GOAL:
Return the passage of the sausage-smoking forum thread from "# My newest" up to and including "in bread crumbs.", unchanged.

SELECTED TEXT:
# My newest creation



## LT72884 (May 11, 2009)

Ok here are my two newest creations for my smoker. I took a 16 oz Jimmy Dean sausage and flattened it to bout 1/2 inch thick and 4 inches wide. I then layered on some pepper jack cheese, sharp cheese, and rotel mix. I then rolled it back into a log shape and wrapped tightly in plastic wrap and set in fridge over night. My second one consisted of italian sausage stuffed with povalon, roasted red and yellow peppers, feta cheese and then rolled in bread crumbs.

I will be smoking them tomorrow on the smoker for a couple of hours with apple wood. I just hope they dont fall apart.


----------



## Uncle Bob (May 11, 2009)

Yum!!! Look forward to how they turned out!!!

Have Fun!


----------



## Andy M. (May 11, 2009)

Gee, maybe you should wrap them in bacon to keep them from falling apart.

Bounding box annotations:
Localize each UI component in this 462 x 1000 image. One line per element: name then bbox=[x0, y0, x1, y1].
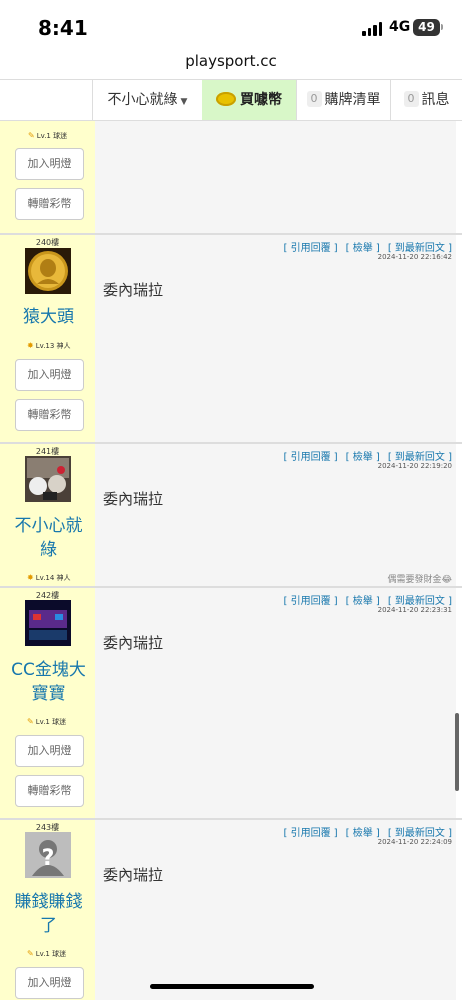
post-previous: ✎ Lv.1 球迷 加入明燈 轉贈彩幣 bbox=[0, 121, 462, 233]
report-link[interactable]: [ 檢舉 ] bbox=[346, 243, 380, 254]
pencil-icon: ✎ bbox=[27, 717, 34, 726]
post-actions: [ 引用回覆 ][ 檢舉 ][ 到最新回文 ] bbox=[275, 239, 452, 254]
post-body: [ 引用回覆 ][ 檢舉 ][ 到最新回文 ] 2024-11-20 22:23… bbox=[95, 588, 456, 818]
post-timestamp: 2024-11-20 22:23:31 bbox=[377, 606, 452, 614]
user-level: ✎ Lv.1 球迷 bbox=[28, 131, 68, 140]
post-content: 委內瑞拉 bbox=[103, 866, 164, 884]
post-actions: [ 引用回覆 ][ 檢舉 ][ 到最新回文 ] bbox=[275, 448, 452, 463]
post-actions: [ 引用回覆 ][ 檢舉 ][ 到最新回文 ] bbox=[275, 824, 452, 839]
add-light-button[interactable]: 加入明燈 bbox=[15, 735, 84, 767]
coin-icon bbox=[216, 92, 236, 106]
post-timestamp: 2024-11-20 22:16:42 bbox=[377, 253, 452, 261]
report-link[interactable]: [ 檢舉 ] bbox=[346, 828, 380, 839]
report-link[interactable]: [ 檢舉 ] bbox=[346, 596, 380, 607]
author-sidebar: ✎ Lv.1 球迷 加入明燈 轉贈彩幣 bbox=[0, 121, 95, 233]
purchase-list-label: 購牌清單 bbox=[324, 92, 381, 108]
default-avatar-icon[interactable]: ? bbox=[25, 832, 71, 878]
quote-reply-link[interactable]: [ 引用回覆 ] bbox=[283, 596, 337, 607]
quote-reply-link[interactable]: [ 引用回覆 ] bbox=[283, 243, 337, 254]
post-content: 委內瑞拉 bbox=[103, 490, 164, 508]
post-actions: [ 引用回覆 ][ 檢舉 ][ 到最新回文 ] bbox=[275, 592, 452, 607]
user-level: ✎ Lv.1 球迷 bbox=[27, 717, 67, 726]
star-icon: ✸ bbox=[27, 573, 34, 582]
post-243: 243樓 ? 賺錢賺錢了 ✎ Lv.1 球迷 加入明燈 [ 引用回覆 ] [ 檢舉 … bbox=[0, 818, 462, 1000]
pencil-icon: ✎ bbox=[27, 949, 34, 958]
home-indicator[interactable] bbox=[150, 984, 314, 989]
post-timestamp: 2024-11-20 22:19:20 bbox=[377, 462, 452, 470]
user-level: ✎ Lv.1 球迷 bbox=[27, 949, 67, 958]
post-content: 委內瑞拉 bbox=[103, 634, 164, 652]
post-240: 240樓 猿大頭 ✸ Lv.13 神人 加入明燈 轉贈彩幣 [ 引用回覆 ] [ 檢… bbox=[0, 233, 462, 442]
report-link[interactable]: [ 檢舉 ] bbox=[346, 452, 380, 463]
add-light-button[interactable]: 加入明燈 bbox=[15, 148, 84, 180]
post-241: 241樓 不小心就綠 ✸ Lv.14 神人 [ 引用回覆 ][ 檢舉 ][ 到最新… bbox=[0, 442, 462, 586]
floor-number: 240樓 bbox=[35, 238, 60, 247]
network-label: 4G bbox=[389, 19, 411, 35]
user-level: ✸ Lv.14 神人 bbox=[27, 573, 71, 582]
author-sidebar: 242樓 CC金塊大 寶寶 ✎ Lv.1 球迷 加入明燈 轉贈彩幣 bbox=[0, 588, 95, 818]
gift-coins-button[interactable]: 轉贈彩幣 bbox=[15, 188, 84, 220]
post-timestamp: 2024-11-20 22:24:09 bbox=[377, 838, 452, 846]
post-body: [ 引用回覆 ][ 檢舉 ][ 到最新回文 ] 2024-11-20 22:16… bbox=[95, 235, 456, 442]
add-light-button[interactable]: 加入明燈 bbox=[15, 359, 84, 391]
username-link[interactable]: 不小心就綠 bbox=[6, 514, 91, 562]
gift-coins-button[interactable]: 轉贈彩幣 bbox=[15, 399, 84, 431]
purchase-list-button[interactable]: 0 購牌清單 bbox=[296, 80, 390, 120]
buy-coins-button[interactable]: 買噱幣 bbox=[202, 80, 296, 120]
url-bar[interactable]: playsport.cc bbox=[0, 52, 462, 70]
top-nav: 不小心就綠 ▼ 買噱幣 0 購牌清單 0 訊息 bbox=[0, 79, 462, 121]
post-body bbox=[95, 121, 456, 233]
avatar[interactable] bbox=[25, 248, 71, 294]
buy-coins-label: 買噱幣 bbox=[240, 92, 282, 108]
msg-count-badge: 0 bbox=[403, 91, 419, 107]
user-menu[interactable]: 不小心就綠 ▼ bbox=[92, 80, 202, 120]
post-body: [ 引用回覆 ][ 檢舉 ][ 到最新回文 ] 2024-11-20 22:24… bbox=[95, 820, 456, 1000]
author-sidebar: 241樓 不小心就綠 ✸ Lv.14 神人 bbox=[0, 444, 95, 586]
quote-reply-link[interactable]: [ 引用回覆 ] bbox=[283, 828, 337, 839]
author-sidebar: 240樓 猿大頭 ✸ Lv.13 神人 加入明燈 轉贈彩幣 bbox=[0, 235, 95, 442]
user-signature: 偶需要發財金😂 bbox=[387, 575, 452, 585]
gift-coins-button[interactable]: 轉贈彩幣 bbox=[15, 775, 84, 807]
cart-count-badge: 0 bbox=[306, 91, 322, 107]
caret-down-icon: ▼ bbox=[180, 97, 188, 107]
status-time: 8:41 bbox=[38, 16, 88, 40]
post-content: 委內瑞拉 bbox=[103, 281, 164, 299]
avatar[interactable] bbox=[25, 456, 71, 502]
messages-label: 訊息 bbox=[421, 92, 450, 108]
username-link[interactable]: 賺錢賺錢了 bbox=[6, 890, 91, 938]
battery-icon: 49 bbox=[413, 19, 440, 36]
post-242: 242樓 CC金塊大 寶寶 ✎ Lv.1 球迷 加入明燈 轉贈彩幣 [ 引用回覆 ]… bbox=[0, 586, 462, 818]
svg-text:?: ? bbox=[42, 846, 55, 871]
avatar[interactable] bbox=[25, 600, 71, 646]
battery-tip bbox=[441, 24, 443, 30]
scrollbar[interactable] bbox=[455, 713, 459, 791]
messages-button[interactable]: 0 訊息 bbox=[390, 80, 462, 120]
pencil-icon: ✎ bbox=[28, 131, 35, 140]
post-body: [ 引用回覆 ][ 檢舉 ][ 到最新回文 ] 2024-11-20 22:19… bbox=[95, 444, 456, 586]
signal-icon bbox=[362, 22, 382, 36]
user-level: ✸ Lv.13 神人 bbox=[27, 341, 71, 350]
user-menu-label: 不小心就綠 bbox=[107, 92, 178, 108]
status-bar: 8:41 4G 49 bbox=[0, 0, 462, 48]
username-link[interactable]: 猿大頭 bbox=[6, 305, 91, 329]
quote-reply-link[interactable]: [ 引用回覆 ] bbox=[283, 452, 337, 463]
username-link[interactable]: CC金塊大 寶寶 bbox=[6, 658, 91, 706]
add-light-button[interactable]: 加入明燈 bbox=[15, 967, 84, 999]
author-sidebar: 243樓 ? 賺錢賺錢了 ✎ Lv.1 球迷 加入明燈 bbox=[0, 820, 95, 1000]
star-icon: ✸ bbox=[27, 341, 34, 350]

SOLUTION TO THE PROBLEM:
# My newest creation



## LT72884 (May 11, 2009)

Ok here are my two newest creations for my smoker. I took a 16 oz Jimmy Dean sausage and flattened it to bout 1/2 inch thick and 4 inches wide. I then layered on some pepper jack cheese, sharp cheese, and rotel mix. I then rolled it back into a log shape and wrapped tightly in plastic wrap and set in fridge over night. My second one consisted of italian sausage stuffed with povalon, roasted red and yellow peppers, feta cheese and then rolled in bread crumbs.